Given request ▸ Extract, from the records beneath this instruction, each line that contains the word "согласные".

━━━━━ Task input ━━━━━

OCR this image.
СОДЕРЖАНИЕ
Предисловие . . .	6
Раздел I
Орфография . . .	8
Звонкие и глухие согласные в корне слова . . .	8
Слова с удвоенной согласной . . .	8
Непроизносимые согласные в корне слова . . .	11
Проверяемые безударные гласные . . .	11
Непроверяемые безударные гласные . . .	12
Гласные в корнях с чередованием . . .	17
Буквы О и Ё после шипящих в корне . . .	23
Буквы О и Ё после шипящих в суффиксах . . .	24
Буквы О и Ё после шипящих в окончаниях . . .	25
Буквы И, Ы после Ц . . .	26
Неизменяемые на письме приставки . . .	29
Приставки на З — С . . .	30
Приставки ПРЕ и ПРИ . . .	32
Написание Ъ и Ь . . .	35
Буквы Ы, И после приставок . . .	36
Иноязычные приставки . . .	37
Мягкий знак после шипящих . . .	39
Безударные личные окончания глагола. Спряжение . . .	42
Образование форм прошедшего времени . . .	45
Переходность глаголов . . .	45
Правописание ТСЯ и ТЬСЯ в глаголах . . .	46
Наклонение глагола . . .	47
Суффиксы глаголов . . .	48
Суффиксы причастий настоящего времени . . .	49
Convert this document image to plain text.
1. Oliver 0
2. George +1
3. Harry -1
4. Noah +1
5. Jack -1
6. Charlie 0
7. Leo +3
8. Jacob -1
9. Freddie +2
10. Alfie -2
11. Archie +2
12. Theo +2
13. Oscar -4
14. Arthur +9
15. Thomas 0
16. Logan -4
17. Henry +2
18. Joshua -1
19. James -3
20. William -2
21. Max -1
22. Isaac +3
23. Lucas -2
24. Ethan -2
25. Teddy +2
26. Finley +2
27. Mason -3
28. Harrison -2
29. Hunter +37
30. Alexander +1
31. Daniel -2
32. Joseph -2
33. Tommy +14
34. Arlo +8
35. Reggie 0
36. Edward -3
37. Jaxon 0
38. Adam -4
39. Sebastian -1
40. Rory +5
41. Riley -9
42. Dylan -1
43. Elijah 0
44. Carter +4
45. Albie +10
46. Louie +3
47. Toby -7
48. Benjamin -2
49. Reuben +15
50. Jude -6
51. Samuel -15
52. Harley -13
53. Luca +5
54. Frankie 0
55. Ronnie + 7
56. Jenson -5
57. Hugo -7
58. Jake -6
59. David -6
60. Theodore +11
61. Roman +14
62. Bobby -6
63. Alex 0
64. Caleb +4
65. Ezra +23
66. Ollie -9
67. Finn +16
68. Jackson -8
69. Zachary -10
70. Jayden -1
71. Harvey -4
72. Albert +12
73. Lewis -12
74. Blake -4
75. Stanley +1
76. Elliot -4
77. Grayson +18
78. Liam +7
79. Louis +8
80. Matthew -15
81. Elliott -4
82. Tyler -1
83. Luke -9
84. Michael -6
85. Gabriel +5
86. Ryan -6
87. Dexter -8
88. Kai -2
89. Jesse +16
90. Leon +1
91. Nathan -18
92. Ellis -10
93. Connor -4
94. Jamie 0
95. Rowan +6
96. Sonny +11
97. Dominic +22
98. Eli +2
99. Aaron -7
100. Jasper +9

━━━━━

Full response ▸
Звонкие и глухие согласные в корне слова . . .	8
Непроизносимые согласные в корне слова . . .	11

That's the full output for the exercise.